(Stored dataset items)
· · ·
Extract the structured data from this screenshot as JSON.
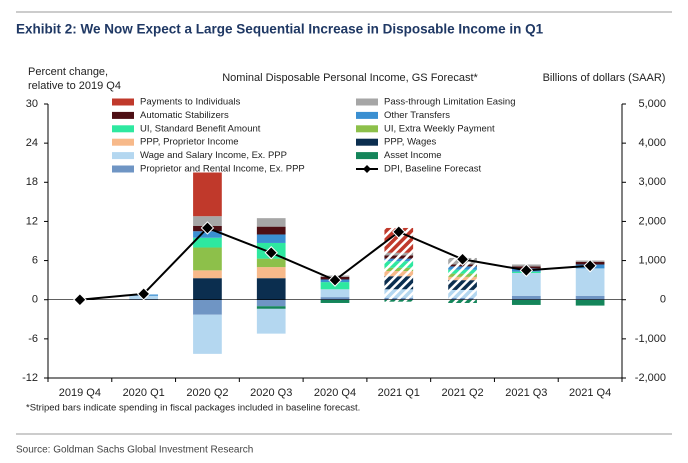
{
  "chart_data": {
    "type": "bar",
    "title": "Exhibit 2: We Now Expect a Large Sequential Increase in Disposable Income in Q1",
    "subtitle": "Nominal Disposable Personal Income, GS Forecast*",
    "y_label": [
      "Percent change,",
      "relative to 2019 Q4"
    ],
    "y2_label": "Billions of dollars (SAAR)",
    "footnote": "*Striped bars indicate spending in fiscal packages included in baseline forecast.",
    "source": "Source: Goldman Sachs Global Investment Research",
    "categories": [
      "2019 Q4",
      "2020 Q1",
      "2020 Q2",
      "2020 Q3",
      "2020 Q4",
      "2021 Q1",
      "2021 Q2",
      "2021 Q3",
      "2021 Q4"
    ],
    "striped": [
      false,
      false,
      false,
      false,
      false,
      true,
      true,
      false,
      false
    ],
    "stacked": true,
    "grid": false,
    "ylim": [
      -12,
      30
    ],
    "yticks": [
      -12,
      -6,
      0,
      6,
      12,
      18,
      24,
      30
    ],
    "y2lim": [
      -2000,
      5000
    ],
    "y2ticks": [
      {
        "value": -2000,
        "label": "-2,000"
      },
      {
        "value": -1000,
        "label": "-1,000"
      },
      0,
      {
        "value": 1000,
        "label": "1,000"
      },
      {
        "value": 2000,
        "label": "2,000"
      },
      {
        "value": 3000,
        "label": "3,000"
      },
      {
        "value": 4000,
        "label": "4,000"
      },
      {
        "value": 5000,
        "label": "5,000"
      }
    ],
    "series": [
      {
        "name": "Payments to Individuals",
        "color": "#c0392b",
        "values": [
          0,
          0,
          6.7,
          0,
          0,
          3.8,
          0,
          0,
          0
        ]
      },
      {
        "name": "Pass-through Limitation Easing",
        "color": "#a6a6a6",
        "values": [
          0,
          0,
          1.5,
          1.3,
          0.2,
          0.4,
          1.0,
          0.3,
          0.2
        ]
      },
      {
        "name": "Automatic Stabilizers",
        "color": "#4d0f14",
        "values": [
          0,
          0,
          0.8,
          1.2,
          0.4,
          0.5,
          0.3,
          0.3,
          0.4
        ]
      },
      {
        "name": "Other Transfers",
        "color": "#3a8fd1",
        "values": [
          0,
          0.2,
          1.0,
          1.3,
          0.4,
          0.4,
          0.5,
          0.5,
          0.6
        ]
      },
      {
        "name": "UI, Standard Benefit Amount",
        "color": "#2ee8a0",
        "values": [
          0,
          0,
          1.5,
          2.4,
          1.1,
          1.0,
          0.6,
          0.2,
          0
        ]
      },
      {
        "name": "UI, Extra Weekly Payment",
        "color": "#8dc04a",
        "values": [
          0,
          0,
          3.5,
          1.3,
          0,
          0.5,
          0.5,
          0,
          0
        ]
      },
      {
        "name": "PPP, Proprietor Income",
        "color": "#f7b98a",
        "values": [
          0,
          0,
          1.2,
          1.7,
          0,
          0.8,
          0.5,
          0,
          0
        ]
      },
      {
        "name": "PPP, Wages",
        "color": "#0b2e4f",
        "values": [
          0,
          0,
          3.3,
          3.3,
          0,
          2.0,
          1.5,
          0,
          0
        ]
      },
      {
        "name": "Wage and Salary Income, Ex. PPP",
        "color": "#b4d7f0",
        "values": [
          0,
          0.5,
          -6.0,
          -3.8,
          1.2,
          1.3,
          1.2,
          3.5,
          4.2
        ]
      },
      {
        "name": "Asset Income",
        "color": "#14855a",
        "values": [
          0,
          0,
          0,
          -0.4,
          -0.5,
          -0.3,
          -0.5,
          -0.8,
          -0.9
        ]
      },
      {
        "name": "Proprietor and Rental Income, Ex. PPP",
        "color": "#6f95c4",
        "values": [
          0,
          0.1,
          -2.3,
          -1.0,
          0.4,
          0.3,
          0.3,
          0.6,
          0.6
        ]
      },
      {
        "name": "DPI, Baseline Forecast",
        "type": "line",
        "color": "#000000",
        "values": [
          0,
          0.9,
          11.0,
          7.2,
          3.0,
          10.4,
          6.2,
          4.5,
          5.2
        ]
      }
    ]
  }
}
· · ·
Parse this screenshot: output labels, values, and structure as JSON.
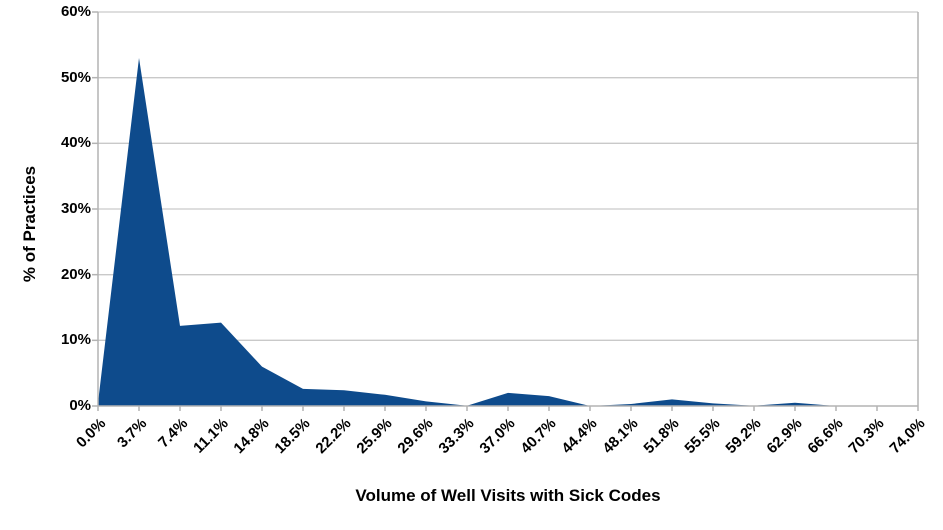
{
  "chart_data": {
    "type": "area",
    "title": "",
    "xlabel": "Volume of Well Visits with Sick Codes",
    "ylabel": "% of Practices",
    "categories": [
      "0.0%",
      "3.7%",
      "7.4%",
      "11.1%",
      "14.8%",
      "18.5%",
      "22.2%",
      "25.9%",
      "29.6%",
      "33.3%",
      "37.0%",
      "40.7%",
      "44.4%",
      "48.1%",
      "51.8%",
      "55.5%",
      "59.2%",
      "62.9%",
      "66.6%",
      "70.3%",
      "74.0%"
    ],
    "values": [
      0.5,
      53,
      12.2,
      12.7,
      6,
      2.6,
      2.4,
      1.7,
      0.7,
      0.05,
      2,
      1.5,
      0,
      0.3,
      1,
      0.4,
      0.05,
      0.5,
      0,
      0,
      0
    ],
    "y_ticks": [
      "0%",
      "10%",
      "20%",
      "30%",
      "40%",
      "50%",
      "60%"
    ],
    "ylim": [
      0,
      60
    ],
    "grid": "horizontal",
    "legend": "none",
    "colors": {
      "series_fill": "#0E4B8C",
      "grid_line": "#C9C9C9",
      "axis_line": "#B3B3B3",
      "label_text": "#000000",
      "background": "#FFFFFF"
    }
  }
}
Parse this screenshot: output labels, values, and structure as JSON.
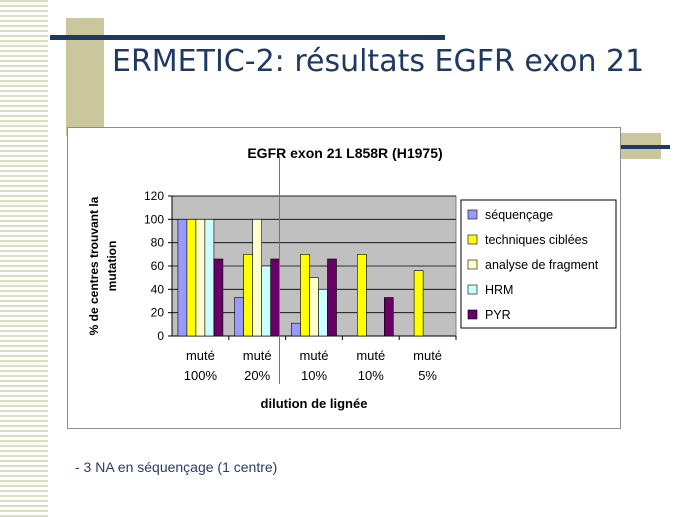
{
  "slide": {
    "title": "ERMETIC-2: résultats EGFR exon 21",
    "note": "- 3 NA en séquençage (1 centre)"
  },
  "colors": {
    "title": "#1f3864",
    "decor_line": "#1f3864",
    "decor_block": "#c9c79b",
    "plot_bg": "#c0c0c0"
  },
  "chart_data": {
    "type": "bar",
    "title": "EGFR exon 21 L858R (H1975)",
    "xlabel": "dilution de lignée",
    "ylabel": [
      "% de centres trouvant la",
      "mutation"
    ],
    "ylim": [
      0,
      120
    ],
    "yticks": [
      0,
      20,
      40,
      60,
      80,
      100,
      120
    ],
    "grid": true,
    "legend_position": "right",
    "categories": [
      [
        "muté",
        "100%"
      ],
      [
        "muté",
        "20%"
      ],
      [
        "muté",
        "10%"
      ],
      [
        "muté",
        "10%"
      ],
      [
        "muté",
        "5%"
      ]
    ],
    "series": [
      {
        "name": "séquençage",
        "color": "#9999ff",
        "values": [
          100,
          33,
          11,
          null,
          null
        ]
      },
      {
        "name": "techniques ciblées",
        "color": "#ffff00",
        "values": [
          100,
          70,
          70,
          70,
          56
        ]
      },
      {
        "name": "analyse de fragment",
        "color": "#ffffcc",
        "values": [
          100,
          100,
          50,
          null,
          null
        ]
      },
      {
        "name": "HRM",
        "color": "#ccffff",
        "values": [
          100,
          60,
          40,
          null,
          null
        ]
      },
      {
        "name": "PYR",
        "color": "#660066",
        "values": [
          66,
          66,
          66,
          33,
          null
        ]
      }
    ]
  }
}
· · ·
→ **YOUR OBJECTIVE**: Give the count of lines in the data above that hold the string "Disposable", with no additional words.

→ **ANSWER TO THIS EXERCISE**: 2